··· PROVIDED DATA

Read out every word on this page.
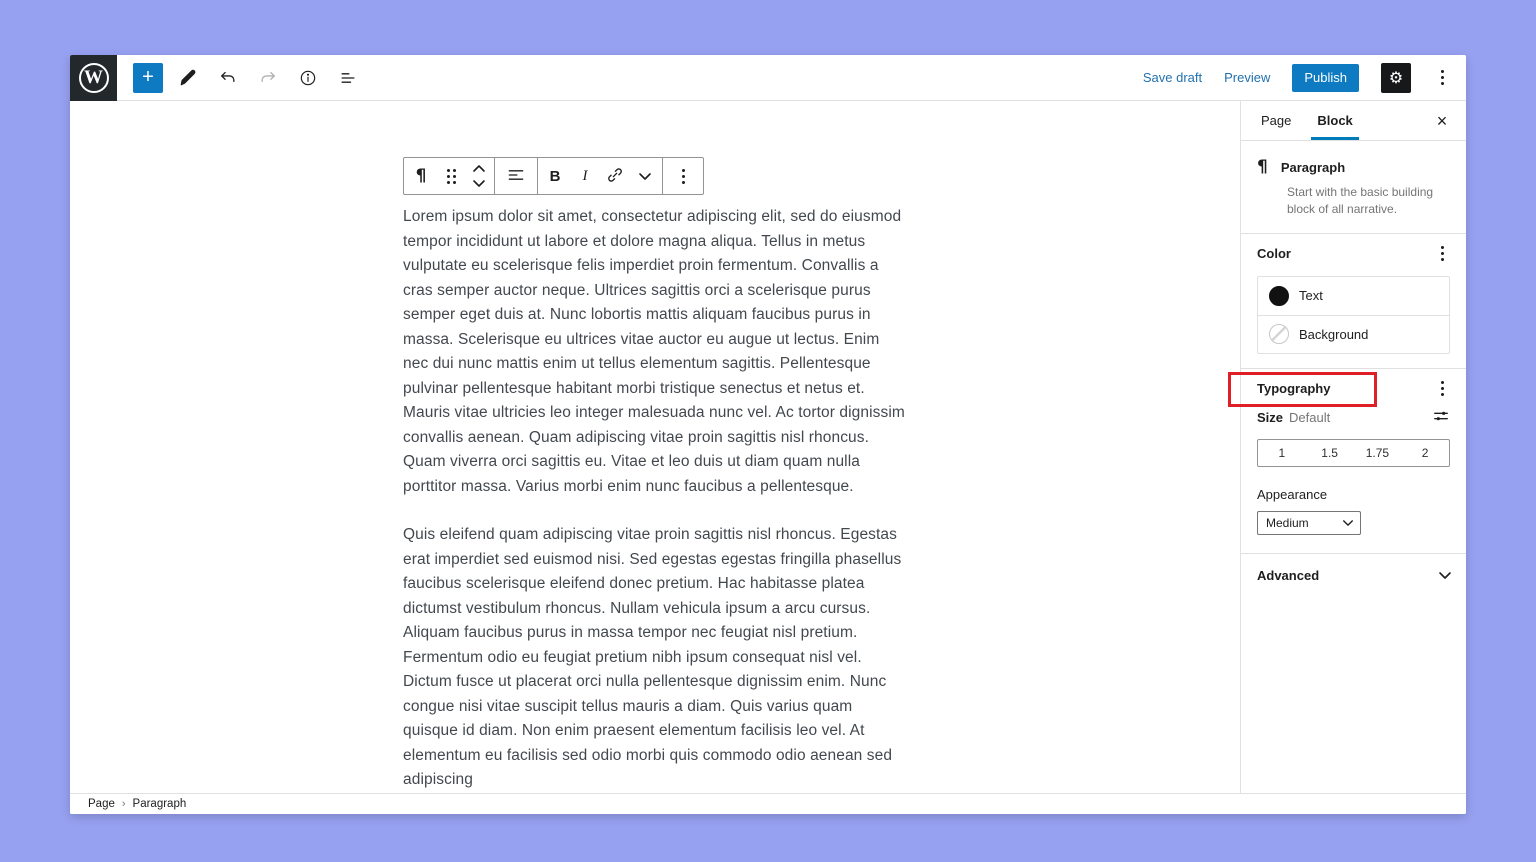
W +	Save draft Preview	Publish	⚙
¶	B	I

Lorem ipsum dolor sit amet, consectetur adipiscing elit, sed do eiusmod tempor incididunt ut labore et dolore magna aliqua. Tellus in metus vulputate eu scelerisque felis imperdiet proin fermentum. Convallis a cras semper auctor neque. Ultrices sagittis orci a scelerisque purus semper eget duis at. Nunc lobortis mattis aliquam faucibus purus in massa. Scelerisque eu ultrices vitae auctor eu augue ut lectus. Enim nec dui nunc mattis enim ut tellus elementum sagittis. Pellentesque pulvinar pellentesque habitant morbi tristique senectus et netus et. Mauris vitae ultricies leo integer malesuada nunc vel. Ac tortor dignissim convallis aenean. Quam adipiscing vitae proin sagittis nisl rhoncus. Quam viverra orci sagittis eu. Vitae et leo duis ut diam quam nulla porttitor massa. Varius morbi enim nunc faucibus a pellentesque.

Quis eleifend quam adipiscing vitae proin sagittis nisl rhoncus. Egestas erat imperdiet sed euismod nisi. Sed egestas egestas fringilla phasellus faucibus scelerisque eleifend donec pretium. Hac habitasse platea dictumst vestibulum rhoncus. Nullam vehicula ipsum a arcu cursus. Aliquam faucibus purus in massa tempor nec feugiat nisl pretium. Fermentum odio eu feugiat pretium nibh ipsum consequat nisl vel. Dictum fusce ut placerat orci nulla pellentesque dignissim enim. Nunc congue nisi vitae suscipit tellus mauris a diam. Quis varius quam quisque id diam. Non enim praesent elementum facilisis leo vel. At elementum eu facilisis sed odio morbi quis commodo odio aenean sed adipiscing

Page	Block	×
¶ Paragraph
Start with the basic building block of all narrative.
Color
Text
Background
Typography
Size Default
1	1.5	1.75	2
Appearance
Medium
Advanced
Page › Paragraph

······

Write out all the entries exactly, except for the pictures.

COMPLETE RESPONSE —
Read out every word on this page.
W +	Save draft Preview	Publish	⚙
¶	B	I

Lorem ipsum dolor sit amet, consectetur adipiscing elit, sed do eiusmod tempor incididunt ut labore et dolore magna aliqua. Tellus in metus vulputate eu scelerisque felis imperdiet proin fermentum. Convallis a cras semper auctor neque. Ultrices sagittis orci a scelerisque purus semper eget duis at. Nunc lobortis mattis aliquam faucibus purus in massa. Scelerisque eu ultrices vitae auctor eu augue ut lectus. Enim nec dui nunc mattis enim ut tellus elementum sagittis. Pellentesque pulvinar pellentesque habitant morbi tristique senectus et netus et. Mauris vitae ultricies leo integer malesuada nunc vel. Ac tortor dignissim convallis aenean. Quam adipiscing vitae proin sagittis nisl rhoncus. Quam viverra orci sagittis eu. Vitae et leo duis ut diam quam nulla porttitor massa. Varius morbi enim nunc faucibus a pellentesque.

Quis eleifend quam adipiscing vitae proin sagittis nisl rhoncus. Egestas erat imperdiet sed euismod nisi. Sed egestas egestas fringilla phasellus faucibus scelerisque eleifend donec pretium. Hac habitasse platea dictumst vestibulum rhoncus. Nullam vehicula ipsum a arcu cursus. Aliquam faucibus purus in massa tempor nec feugiat nisl pretium. Fermentum odio eu feugiat pretium nibh ipsum consequat nisl vel. Dictum fusce ut placerat orci nulla pellentesque dignissim enim. Nunc congue nisi vitae suscipit tellus mauris a diam. Quis varius quam quisque id diam. Non enim praesent elementum facilisis leo vel. At elementum eu facilisis sed odio morbi quis commodo odio aenean sed adipiscing

Page	Block	×
¶ Paragraph
Start with the basic building block of all narrative.
Color
Text
Background
Typography
Size Default
1	1.5	1.75	2
Appearance
Medium
Advanced
Page › Paragraph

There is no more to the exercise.